▶ **Do this**
Counting only lines that hold "desc", give the total and nothing more.

▶ **Given data**

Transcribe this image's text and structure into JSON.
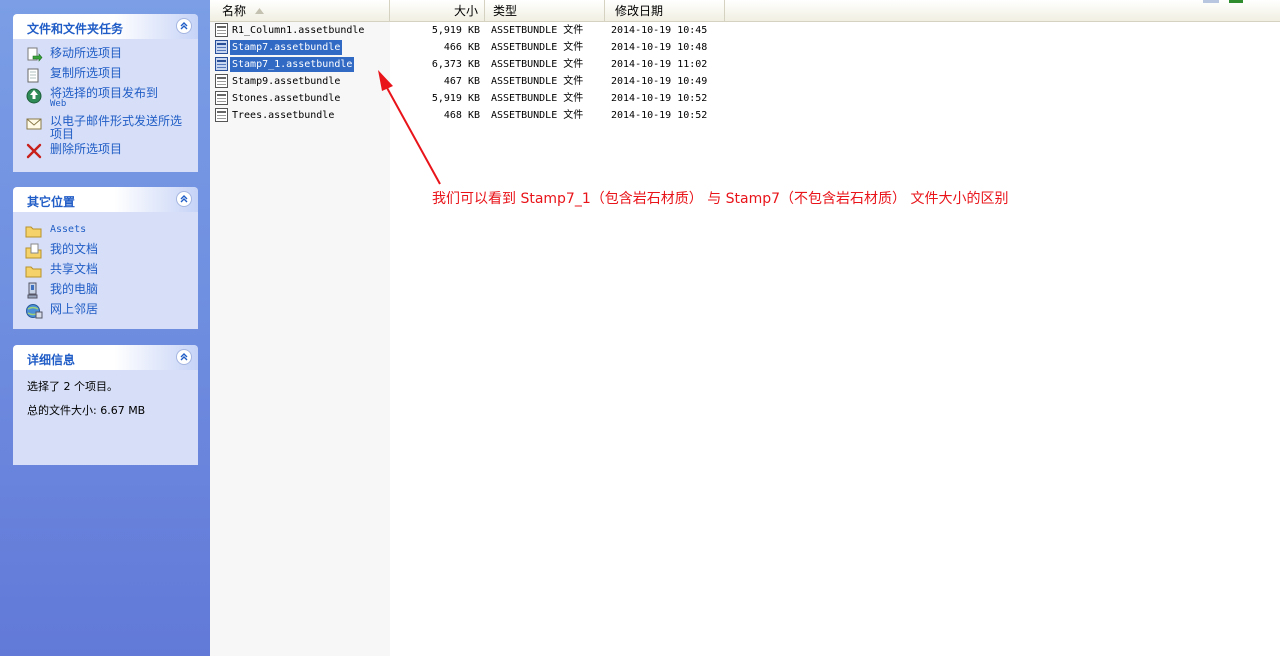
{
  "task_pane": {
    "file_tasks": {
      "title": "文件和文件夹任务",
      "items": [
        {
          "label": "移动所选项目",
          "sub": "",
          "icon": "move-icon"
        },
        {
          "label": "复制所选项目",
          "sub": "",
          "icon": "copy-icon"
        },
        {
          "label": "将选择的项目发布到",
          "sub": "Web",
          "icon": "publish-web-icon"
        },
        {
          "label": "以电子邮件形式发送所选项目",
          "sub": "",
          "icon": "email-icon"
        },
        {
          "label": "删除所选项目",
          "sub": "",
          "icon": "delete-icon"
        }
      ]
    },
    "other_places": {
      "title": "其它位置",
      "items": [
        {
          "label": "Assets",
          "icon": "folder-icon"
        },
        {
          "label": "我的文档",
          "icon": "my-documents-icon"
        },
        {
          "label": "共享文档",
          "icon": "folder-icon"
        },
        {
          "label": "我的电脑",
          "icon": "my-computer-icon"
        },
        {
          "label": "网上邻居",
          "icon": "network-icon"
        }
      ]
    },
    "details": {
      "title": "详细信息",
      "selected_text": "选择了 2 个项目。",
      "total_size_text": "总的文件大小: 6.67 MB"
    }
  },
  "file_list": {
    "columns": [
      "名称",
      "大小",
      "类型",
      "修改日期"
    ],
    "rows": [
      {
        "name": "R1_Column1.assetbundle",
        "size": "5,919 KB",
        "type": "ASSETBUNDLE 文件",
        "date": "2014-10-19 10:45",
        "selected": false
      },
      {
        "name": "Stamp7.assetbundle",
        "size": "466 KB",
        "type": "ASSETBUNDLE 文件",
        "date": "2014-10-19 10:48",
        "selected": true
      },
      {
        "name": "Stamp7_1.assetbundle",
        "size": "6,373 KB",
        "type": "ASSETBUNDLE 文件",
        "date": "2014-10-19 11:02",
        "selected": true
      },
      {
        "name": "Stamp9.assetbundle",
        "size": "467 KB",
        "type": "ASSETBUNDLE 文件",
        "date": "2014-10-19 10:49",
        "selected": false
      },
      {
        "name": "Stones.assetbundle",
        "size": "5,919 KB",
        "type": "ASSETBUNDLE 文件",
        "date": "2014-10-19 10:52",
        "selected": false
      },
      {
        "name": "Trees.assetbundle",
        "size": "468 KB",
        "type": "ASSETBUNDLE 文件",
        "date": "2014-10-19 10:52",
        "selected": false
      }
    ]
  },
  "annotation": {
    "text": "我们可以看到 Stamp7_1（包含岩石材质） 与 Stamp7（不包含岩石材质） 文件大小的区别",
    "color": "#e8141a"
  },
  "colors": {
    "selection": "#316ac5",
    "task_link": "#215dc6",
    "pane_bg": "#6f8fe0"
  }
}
==
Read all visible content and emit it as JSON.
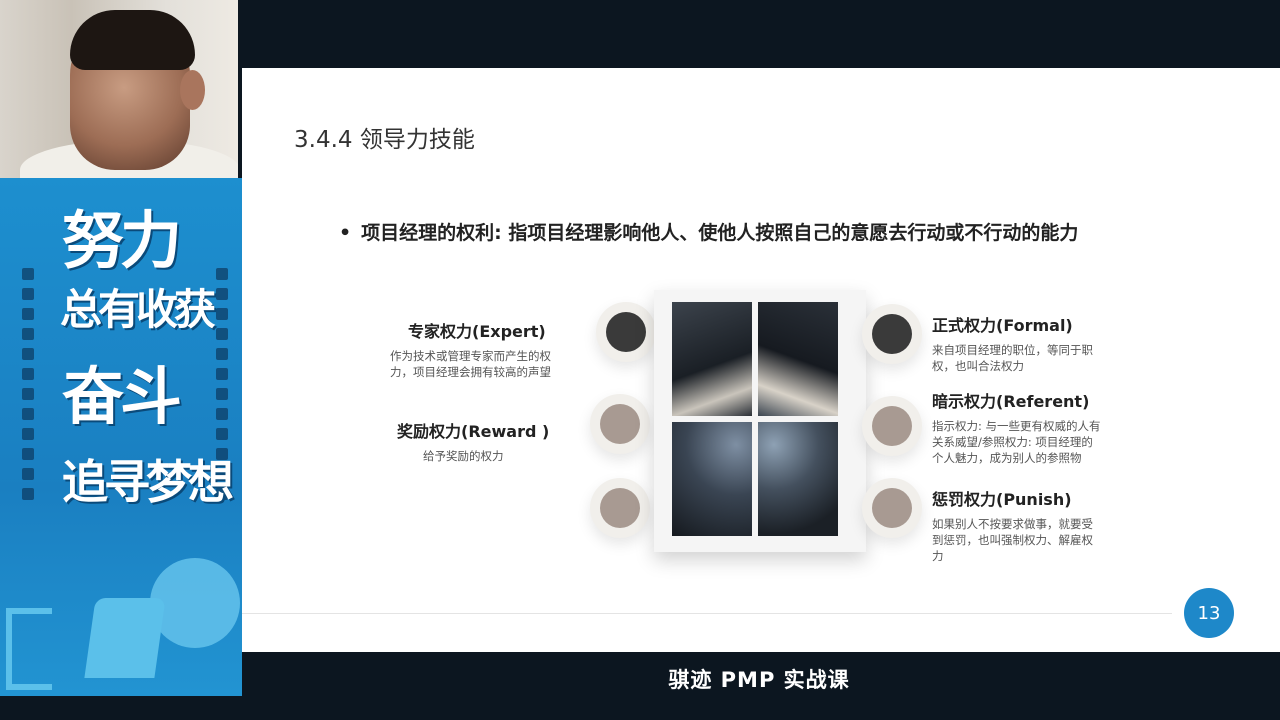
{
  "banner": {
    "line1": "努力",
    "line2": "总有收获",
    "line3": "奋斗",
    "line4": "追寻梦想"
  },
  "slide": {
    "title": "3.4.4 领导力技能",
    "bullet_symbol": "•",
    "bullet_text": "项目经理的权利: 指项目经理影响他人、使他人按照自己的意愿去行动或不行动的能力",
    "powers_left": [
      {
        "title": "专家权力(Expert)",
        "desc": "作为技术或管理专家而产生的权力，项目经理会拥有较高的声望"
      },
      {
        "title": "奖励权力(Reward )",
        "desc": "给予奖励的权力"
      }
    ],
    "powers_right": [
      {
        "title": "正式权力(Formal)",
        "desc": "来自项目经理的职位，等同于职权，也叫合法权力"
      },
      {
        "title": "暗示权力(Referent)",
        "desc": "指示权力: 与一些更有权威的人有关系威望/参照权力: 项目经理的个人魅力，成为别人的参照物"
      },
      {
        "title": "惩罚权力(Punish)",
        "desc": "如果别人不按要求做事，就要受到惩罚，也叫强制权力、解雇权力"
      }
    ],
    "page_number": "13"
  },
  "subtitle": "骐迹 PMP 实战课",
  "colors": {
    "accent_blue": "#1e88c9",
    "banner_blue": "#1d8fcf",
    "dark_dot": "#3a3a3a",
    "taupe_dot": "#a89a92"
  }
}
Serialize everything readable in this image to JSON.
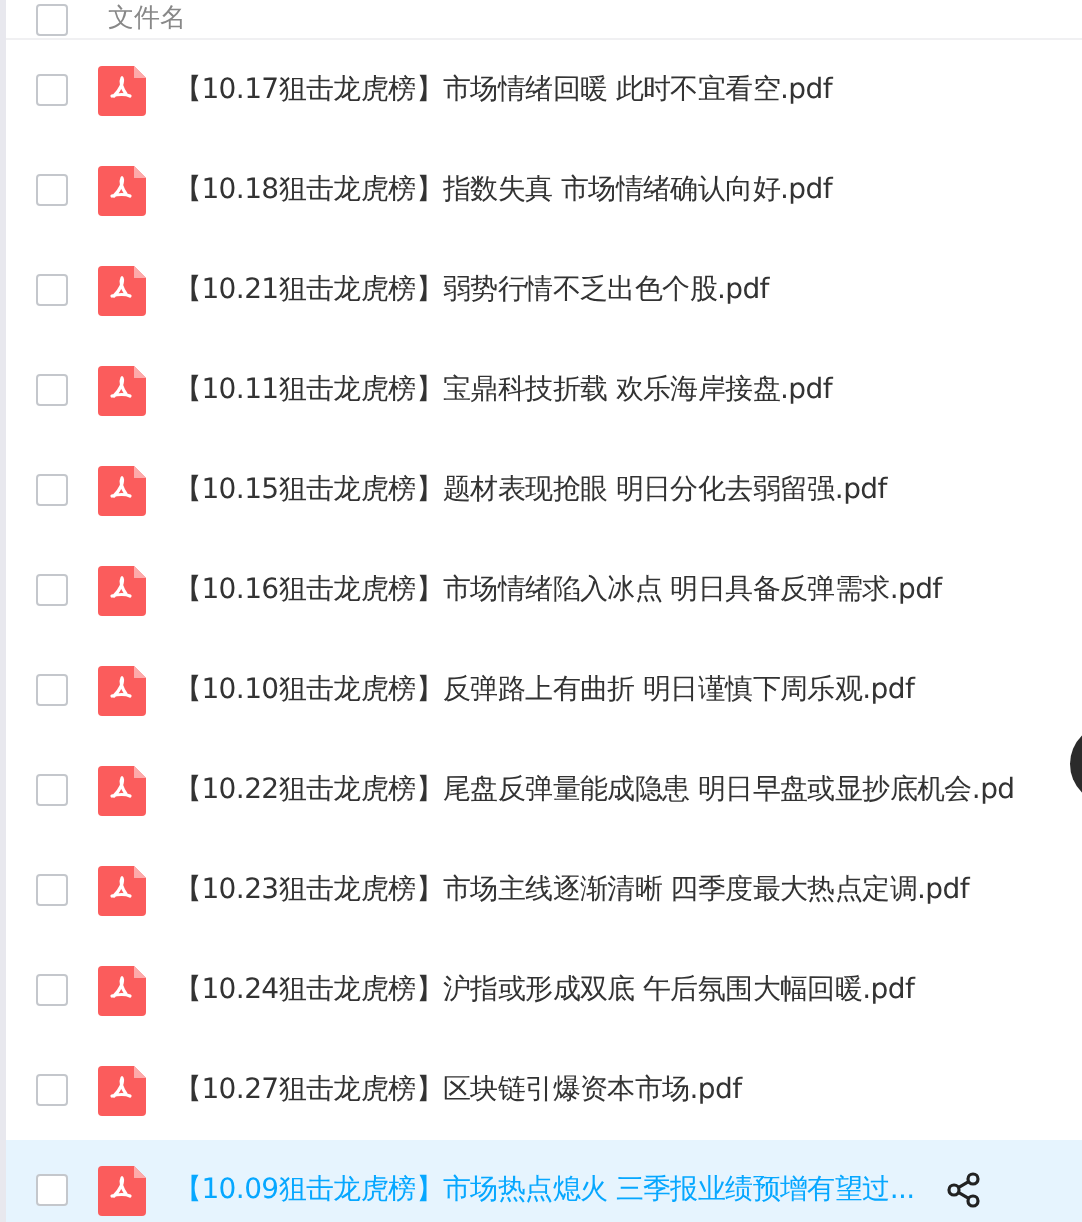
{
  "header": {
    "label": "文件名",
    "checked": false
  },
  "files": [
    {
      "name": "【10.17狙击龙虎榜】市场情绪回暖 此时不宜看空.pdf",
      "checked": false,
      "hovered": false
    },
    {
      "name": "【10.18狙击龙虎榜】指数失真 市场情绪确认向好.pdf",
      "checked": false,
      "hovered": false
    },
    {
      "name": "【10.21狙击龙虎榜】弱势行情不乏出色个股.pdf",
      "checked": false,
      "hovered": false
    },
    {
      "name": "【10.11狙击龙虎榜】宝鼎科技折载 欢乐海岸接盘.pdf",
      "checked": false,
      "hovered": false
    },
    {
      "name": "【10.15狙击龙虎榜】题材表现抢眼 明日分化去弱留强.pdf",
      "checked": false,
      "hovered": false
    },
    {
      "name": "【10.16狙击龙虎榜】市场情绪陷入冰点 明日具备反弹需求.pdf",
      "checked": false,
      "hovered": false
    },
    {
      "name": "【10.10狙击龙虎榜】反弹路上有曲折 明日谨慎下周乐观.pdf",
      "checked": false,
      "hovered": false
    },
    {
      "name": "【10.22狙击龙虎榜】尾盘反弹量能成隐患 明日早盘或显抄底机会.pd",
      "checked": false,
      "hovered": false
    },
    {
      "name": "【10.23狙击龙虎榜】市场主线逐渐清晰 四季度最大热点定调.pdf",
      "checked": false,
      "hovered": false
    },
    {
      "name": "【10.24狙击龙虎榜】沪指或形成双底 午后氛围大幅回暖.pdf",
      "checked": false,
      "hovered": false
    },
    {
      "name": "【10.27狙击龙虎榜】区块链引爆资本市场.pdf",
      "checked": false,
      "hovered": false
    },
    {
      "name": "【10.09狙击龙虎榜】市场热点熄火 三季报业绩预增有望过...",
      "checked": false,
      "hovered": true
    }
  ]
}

▶ **Task response**
5